[Collection entries]
<<<<

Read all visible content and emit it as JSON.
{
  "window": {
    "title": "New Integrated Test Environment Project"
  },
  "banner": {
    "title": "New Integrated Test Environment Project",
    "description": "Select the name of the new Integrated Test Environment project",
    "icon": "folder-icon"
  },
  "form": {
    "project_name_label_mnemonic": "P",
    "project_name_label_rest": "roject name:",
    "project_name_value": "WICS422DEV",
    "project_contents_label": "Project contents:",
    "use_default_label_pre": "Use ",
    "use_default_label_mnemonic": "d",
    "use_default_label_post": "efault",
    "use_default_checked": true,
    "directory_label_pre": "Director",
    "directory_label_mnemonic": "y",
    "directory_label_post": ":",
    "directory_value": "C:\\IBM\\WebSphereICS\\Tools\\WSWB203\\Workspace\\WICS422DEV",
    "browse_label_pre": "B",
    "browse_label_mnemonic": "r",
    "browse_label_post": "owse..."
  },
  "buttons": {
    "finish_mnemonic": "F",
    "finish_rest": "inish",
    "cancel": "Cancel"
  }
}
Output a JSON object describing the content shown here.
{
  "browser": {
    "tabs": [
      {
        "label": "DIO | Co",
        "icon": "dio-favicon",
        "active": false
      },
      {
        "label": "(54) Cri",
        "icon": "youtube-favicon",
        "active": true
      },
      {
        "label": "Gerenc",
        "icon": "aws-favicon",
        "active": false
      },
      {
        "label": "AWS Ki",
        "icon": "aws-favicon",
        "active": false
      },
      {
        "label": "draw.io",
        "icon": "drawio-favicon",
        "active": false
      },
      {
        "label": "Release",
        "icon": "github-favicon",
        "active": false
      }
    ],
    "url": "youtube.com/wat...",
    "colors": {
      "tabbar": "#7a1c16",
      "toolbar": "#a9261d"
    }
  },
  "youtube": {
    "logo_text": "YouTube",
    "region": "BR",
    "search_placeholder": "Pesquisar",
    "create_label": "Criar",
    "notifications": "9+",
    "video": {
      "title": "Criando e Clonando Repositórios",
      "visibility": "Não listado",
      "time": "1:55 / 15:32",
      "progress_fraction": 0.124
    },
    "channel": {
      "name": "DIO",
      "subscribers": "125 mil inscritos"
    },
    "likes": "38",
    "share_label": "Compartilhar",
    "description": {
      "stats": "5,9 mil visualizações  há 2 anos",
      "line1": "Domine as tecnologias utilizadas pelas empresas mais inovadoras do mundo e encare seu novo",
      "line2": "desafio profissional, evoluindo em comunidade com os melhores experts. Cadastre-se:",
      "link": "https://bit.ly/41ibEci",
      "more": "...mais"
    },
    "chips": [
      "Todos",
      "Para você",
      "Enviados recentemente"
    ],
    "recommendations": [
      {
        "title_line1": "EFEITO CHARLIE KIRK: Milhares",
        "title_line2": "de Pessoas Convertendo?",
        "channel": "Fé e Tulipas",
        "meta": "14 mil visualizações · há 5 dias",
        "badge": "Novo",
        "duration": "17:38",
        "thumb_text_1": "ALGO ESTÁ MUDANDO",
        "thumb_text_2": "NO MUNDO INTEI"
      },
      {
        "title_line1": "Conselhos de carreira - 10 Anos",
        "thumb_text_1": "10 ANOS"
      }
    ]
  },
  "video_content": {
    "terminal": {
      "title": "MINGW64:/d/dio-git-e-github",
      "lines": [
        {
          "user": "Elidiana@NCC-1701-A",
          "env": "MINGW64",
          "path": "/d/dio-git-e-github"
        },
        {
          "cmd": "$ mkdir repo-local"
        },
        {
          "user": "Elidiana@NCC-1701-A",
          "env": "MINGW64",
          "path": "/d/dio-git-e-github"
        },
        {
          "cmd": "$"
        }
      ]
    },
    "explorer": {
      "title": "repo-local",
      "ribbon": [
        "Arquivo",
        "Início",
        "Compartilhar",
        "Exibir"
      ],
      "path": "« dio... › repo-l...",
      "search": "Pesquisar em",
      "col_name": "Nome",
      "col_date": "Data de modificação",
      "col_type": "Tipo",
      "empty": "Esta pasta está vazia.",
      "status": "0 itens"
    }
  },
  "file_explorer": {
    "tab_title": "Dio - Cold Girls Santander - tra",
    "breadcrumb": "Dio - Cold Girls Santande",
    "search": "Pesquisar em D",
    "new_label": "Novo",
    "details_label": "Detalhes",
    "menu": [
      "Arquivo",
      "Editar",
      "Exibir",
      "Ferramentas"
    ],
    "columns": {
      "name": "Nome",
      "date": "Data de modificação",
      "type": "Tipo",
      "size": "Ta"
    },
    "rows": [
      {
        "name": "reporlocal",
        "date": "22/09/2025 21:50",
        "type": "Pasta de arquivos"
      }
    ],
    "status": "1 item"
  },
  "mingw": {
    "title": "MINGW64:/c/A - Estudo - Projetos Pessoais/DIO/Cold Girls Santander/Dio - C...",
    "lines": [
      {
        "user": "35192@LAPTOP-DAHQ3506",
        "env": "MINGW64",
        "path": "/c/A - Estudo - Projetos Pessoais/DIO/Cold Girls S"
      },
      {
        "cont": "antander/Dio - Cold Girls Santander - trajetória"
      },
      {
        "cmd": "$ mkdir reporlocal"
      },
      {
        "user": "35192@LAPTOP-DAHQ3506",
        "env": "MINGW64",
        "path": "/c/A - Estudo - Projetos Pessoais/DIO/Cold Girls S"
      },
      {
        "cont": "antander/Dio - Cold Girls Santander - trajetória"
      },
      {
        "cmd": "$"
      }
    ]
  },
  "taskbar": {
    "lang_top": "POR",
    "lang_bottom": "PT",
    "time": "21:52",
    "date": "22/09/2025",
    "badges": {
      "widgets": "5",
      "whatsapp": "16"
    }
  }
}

>>>>

Stated task:
Write the listing out again, exactly as it reads.

Result below:
Read all visible content and emit it as JSON.
{
  "window": {
    "title": "New Integrated Test Environment Project"
  },
  "banner": {
    "title": "New Integrated Test Environment Project",
    "description": "Select the name of the new Integrated Test Environment project",
    "icon": "folder-icon"
  },
  "form": {
    "project_name_label_mnemonic": "P",
    "project_name_label_rest": "roject name:",
    "project_name_value": "WICS422DEV",
    "project_contents_label": "Project contents:",
    "use_default_label_pre": "Use ",
    "use_default_label_mnemonic": "d",
    "use_default_label_post": "efault",
    "use_default_checked": true,
    "directory_label_pre": "Director",
    "directory_label_mnemonic": "y",
    "directory_label_post": ":",
    "directory_value": "C:\\IBM\\WebSphereICS\\Tools\\WSWB203\\Workspace\\WICS422DEV",
    "browse_label_pre": "B",
    "browse_label_mnemonic": "r",
    "browse_label_post": "owse..."
  },
  "buttons": {
    "finish_mnemonic": "F",
    "finish_rest": "inish",
    "cancel": "Cancel"
  }
}
Output a JSON object describing the content shown here.
{
  "browser": {
    "tabs": [
      {
        "label": "DIO | Co",
        "icon": "dio-favicon",
        "active": false
      },
      {
        "label": "(54) Cri",
        "icon": "youtube-favicon",
        "active": true
      },
      {
        "label": "Gerenc",
        "icon": "aws-favicon",
        "active": false
      },
      {
        "label": "AWS Ki",
        "icon": "aws-favicon",
        "active": false
      },
      {
        "label": "draw.io",
        "icon": "drawio-favicon",
        "active": false
      },
      {
        "label": "Release",
        "icon": "github-favicon",
        "active": false
      }
    ],
    "url": "youtube.com/wat...",
    "colors": {
      "tabbar": "#7a1c16",
      "toolbar": "#a9261d"
    }
  },
  "youtube": {
    "logo_text": "YouTube",
    "region": "BR",
    "search_placeholder": "Pesquisar",
    "create_label": "Criar",
    "notifications": "9+",
    "video": {
      "title": "Criando e Clonando Repositórios",
      "visibility": "Não listado",
      "time": "1:55 / 15:32",
      "progress_fraction": 0.124
    },
    "channel": {
      "name": "DIO",
      "subscribers": "125 mil inscritos"
    },
    "likes": "38",
    "share_label": "Compartilhar",
    "description": {
      "stats": "5,9 mil visualizações  há 2 anos",
      "line1": "Domine as tecnologias utilizadas pelas empresas mais inovadoras do mundo e encare seu novo",
      "line2": "desafio profissional, evoluindo em comunidade com os melhores experts. Cadastre-se:",
      "link": "https://bit.ly/41ibEci",
      "more": "...mais"
    },
    "chips": [
      "Todos",
      "Para você",
      "Enviados recentemente"
    ],
    "recommendations": [
      {
        "title_line1": "EFEITO CHARLIE KIRK: Milhares",
        "title_line2": "de Pessoas Convertendo?",
        "channel": "Fé e Tulipas",
        "meta": "14 mil visualizações · há 5 dias",
        "badge": "Novo",
        "duration": "17:38",
        "thumb_text_1": "ALGO ESTÁ MUDANDO",
        "thumb_text_2": "NO MUNDO INTEI"
      },
      {
        "title_line1": "Conselhos de carreira - 10 Anos",
        "thumb_text_1": "10 ANOS"
      }
    ]
  },
  "video_content": {
    "terminal": {
      "title": "MINGW64:/d/dio-git-e-github",
      "lines": [
        {
          "user": "Elidiana@NCC-1701-A",
          "env": "MINGW64",
          "path": "/d/dio-git-e-github"
        },
        {
          "cmd": "$ mkdir repo-local"
        },
        {
          "user": "Elidiana@NCC-1701-A",
          "env": "MINGW64",
          "path": "/d/dio-git-e-github"
        },
        {
          "cmd": "$"
        }
      ]
    },
    "explorer": {
      "title": "repo-local",
      "ribbon": [
        "Arquivo",
        "Início",
        "Compartilhar",
        "Exibir"
      ],
      "path": "« dio... › repo-l...",
      "search": "Pesquisar em",
      "col_name": "Nome",
      "col_date": "Data de modificação",
      "col_type": "Tipo",
      "empty": "Esta pasta está vazia.",
      "status": "0 itens"
    }
  },
  "file_explorer": {
    "tab_title": "Dio - Cold Girls Santander - tra",
    "breadcrumb": "Dio - Cold Girls Santande",
    "search": "Pesquisar em D",
    "new_label": "Novo",
    "details_label": "Detalhes",
    "menu": [
      "Arquivo",
      "Editar",
      "Exibir",
      "Ferramentas"
    ],
    "columns": {
      "name": "Nome",
      "date": "Data de modificação",
      "type": "Tipo",
      "size": "Ta"
    },
    "rows": [
      {
        "name": "reporlocal",
        "date": "22/09/2025 21:50",
        "type": "Pasta de arquivos"
      }
    ],
    "status": "1 item"
  },
  "mingw": {
    "title": "MINGW64:/c/A - Estudo - Projetos Pessoais/DIO/Cold Girls Santander/Dio - C...",
    "lines": [
      {
        "user": "35192@LAPTOP-DAHQ3506",
        "env": "MINGW64",
        "path": "/c/A - Estudo - Projetos Pessoais/DIO/Cold Girls S"
      },
      {
        "cont": "antander/Dio - Cold Girls Santander - trajetória"
      },
      {
        "cmd": "$ mkdir reporlocal"
      },
      {
        "user": "35192@LAPTOP-DAHQ3506",
        "env": "MINGW64",
        "path": "/c/A - Estudo - Projetos Pessoais/DIO/Cold Girls S"
      },
      {
        "cont": "antander/Dio - Cold Girls Santander - trajetória"
      },
      {
        "cmd": "$"
      }
    ]
  },
  "taskbar": {
    "lang_top": "POR",
    "lang_bottom": "PT",
    "time": "21:52",
    "date": "22/09/2025",
    "badges": {
      "widgets": "5",
      "whatsapp": "16"
    }
  }
}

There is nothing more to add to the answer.